(Chart and figure data)
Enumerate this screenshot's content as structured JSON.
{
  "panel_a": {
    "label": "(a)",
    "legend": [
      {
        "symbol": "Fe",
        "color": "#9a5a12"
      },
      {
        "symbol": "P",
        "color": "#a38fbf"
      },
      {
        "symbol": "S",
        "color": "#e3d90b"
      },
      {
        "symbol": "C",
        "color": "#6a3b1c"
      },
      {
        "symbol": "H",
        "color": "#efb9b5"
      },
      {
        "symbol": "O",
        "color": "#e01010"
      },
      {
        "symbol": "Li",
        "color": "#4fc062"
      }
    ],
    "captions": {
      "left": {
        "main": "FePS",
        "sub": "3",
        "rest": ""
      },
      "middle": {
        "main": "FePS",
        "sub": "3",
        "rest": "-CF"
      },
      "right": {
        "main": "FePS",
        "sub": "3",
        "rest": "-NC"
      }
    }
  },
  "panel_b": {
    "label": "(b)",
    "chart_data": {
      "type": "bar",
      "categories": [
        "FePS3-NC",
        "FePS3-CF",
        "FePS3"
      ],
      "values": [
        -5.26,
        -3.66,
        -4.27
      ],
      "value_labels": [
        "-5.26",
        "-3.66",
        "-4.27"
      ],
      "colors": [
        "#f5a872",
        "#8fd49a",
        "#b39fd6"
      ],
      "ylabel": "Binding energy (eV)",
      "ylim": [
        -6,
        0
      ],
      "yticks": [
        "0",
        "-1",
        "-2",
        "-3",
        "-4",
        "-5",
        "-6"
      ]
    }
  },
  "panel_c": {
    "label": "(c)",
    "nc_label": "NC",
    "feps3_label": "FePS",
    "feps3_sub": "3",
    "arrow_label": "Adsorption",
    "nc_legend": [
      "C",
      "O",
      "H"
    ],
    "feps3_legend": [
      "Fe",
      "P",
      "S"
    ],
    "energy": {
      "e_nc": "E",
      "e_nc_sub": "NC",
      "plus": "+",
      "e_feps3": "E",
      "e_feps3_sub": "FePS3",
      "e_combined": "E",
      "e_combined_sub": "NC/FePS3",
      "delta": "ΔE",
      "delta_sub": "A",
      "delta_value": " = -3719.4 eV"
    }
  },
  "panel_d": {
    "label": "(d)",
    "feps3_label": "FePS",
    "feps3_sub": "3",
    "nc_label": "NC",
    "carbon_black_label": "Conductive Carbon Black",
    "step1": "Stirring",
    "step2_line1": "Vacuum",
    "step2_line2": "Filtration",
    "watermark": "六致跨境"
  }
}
* * *
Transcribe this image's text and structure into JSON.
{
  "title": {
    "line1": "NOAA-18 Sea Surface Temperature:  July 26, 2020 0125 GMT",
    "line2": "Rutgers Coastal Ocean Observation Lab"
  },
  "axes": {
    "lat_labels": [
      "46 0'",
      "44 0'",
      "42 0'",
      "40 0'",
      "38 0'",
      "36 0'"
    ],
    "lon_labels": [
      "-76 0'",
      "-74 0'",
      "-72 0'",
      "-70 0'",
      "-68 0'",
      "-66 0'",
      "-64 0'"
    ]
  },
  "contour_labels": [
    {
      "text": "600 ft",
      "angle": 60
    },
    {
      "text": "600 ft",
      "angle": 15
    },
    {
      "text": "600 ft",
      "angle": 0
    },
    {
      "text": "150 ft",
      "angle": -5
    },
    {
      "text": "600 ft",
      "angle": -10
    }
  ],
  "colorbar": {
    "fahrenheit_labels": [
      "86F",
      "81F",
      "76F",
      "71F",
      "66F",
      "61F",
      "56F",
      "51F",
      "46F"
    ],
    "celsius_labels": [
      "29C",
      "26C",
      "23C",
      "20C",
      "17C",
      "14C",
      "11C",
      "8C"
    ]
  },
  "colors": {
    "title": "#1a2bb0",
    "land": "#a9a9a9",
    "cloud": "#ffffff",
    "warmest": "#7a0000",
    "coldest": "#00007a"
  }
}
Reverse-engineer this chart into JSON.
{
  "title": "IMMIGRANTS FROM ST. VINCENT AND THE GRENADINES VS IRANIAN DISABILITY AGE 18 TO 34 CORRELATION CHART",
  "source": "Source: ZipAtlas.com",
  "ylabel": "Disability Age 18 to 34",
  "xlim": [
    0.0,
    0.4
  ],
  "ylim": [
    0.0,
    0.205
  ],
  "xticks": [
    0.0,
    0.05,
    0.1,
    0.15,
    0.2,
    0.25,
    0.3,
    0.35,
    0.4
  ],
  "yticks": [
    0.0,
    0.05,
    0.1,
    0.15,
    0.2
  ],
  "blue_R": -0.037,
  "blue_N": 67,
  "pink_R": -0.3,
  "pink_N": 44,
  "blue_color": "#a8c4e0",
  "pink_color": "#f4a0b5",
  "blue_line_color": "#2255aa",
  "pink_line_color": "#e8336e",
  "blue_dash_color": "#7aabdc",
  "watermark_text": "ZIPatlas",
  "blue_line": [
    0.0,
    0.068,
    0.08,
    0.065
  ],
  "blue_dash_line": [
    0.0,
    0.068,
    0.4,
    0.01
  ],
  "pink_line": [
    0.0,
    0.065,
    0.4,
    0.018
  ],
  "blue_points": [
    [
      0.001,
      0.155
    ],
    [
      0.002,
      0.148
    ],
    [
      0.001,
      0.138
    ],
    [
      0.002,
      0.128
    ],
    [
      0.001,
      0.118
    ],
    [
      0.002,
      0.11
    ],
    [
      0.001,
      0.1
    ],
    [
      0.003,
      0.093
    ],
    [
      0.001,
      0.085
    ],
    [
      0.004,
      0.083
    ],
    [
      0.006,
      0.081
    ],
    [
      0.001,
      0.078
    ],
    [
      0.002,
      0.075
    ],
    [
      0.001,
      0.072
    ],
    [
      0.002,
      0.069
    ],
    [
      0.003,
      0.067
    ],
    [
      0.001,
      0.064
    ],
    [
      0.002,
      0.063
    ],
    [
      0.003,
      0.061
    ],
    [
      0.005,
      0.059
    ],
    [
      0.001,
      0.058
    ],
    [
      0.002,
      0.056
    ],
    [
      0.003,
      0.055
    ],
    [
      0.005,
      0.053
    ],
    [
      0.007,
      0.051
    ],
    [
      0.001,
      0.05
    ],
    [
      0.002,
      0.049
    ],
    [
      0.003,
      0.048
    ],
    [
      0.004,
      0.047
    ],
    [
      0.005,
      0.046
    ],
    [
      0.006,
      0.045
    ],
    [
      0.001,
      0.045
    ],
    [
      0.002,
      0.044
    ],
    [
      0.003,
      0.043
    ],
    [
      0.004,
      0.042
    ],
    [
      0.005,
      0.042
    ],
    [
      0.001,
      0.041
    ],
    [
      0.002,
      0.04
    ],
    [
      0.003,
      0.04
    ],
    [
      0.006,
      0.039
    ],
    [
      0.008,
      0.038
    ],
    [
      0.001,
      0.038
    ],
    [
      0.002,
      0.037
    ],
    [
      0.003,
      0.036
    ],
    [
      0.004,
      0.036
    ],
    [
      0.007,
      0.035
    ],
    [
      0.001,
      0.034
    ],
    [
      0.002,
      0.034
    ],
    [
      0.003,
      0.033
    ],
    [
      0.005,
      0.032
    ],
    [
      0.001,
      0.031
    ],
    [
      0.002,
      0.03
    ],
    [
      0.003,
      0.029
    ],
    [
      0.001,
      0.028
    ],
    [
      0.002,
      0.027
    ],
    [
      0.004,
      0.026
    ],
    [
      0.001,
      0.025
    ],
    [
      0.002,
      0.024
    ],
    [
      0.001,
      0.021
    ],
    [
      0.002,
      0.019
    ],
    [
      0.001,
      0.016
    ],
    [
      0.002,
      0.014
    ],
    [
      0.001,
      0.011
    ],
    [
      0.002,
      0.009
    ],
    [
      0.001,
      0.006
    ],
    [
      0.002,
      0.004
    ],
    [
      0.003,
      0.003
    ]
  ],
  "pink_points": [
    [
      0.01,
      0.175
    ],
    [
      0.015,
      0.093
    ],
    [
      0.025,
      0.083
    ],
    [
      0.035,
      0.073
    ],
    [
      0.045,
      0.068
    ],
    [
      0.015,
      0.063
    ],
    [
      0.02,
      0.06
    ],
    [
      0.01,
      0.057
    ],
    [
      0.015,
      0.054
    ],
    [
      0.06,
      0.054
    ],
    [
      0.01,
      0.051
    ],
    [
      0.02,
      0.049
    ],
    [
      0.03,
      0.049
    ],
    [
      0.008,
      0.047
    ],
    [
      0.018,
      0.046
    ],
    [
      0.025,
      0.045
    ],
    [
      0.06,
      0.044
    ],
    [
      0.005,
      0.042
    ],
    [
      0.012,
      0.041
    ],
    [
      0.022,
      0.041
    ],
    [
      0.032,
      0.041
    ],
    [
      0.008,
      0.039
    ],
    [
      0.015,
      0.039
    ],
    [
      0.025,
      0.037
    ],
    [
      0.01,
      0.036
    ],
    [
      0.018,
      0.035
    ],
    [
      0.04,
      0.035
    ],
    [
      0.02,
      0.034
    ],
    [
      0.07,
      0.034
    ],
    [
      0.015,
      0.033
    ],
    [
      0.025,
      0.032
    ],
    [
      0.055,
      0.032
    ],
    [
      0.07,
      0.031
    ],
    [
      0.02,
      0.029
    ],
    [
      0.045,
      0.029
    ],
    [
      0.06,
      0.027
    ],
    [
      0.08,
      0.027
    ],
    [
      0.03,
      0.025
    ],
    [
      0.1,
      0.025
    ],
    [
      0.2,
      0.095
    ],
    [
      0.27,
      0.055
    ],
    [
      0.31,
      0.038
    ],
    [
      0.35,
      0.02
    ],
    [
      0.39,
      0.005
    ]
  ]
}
* * *
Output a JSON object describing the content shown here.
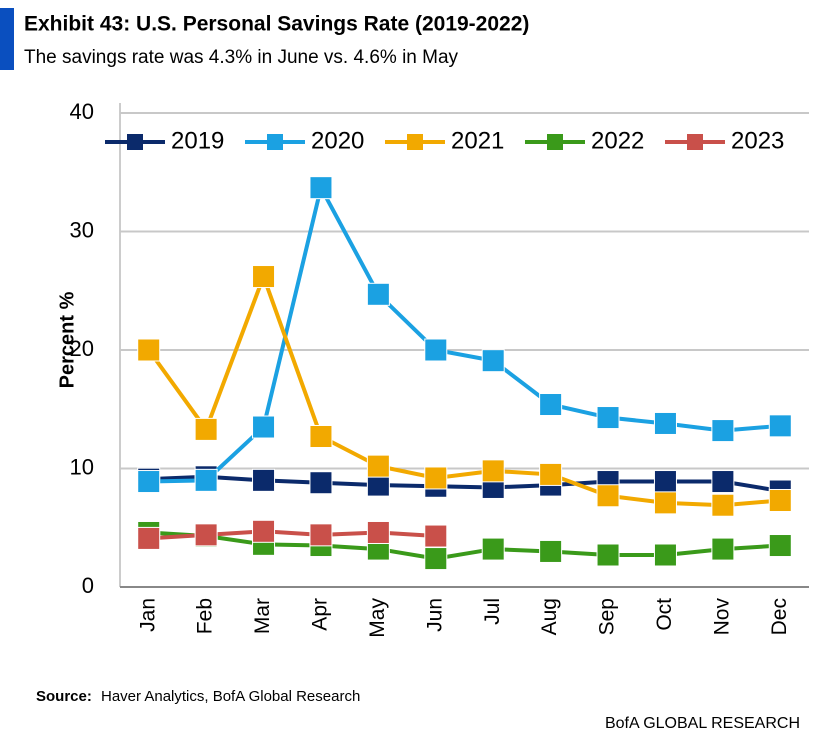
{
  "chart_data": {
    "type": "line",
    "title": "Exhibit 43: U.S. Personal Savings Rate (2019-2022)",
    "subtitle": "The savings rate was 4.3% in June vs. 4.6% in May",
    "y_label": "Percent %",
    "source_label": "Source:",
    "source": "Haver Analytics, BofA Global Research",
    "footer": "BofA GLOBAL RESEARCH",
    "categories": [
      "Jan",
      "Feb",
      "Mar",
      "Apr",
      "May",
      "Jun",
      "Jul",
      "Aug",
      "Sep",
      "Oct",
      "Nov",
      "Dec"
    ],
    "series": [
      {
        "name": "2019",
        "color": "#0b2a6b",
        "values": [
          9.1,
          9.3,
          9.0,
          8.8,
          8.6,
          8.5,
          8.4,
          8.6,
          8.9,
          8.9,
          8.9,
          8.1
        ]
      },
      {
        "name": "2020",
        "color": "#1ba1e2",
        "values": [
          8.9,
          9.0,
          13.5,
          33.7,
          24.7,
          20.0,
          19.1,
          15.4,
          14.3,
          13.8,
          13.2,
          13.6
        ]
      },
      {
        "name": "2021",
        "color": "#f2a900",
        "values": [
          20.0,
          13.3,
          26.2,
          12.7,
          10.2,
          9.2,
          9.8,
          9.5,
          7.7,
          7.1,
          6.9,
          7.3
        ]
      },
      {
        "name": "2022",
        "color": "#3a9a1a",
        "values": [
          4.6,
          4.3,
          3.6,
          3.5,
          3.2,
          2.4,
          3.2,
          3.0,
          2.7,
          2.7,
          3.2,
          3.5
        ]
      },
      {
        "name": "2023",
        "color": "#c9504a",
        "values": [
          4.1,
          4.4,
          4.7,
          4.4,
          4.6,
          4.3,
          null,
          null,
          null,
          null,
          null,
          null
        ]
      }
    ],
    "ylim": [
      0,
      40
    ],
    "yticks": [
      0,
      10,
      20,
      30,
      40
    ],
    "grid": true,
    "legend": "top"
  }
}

(Given problem):
Count how many lines contain "symbol" and give only that count.

(Answer to this problem):
7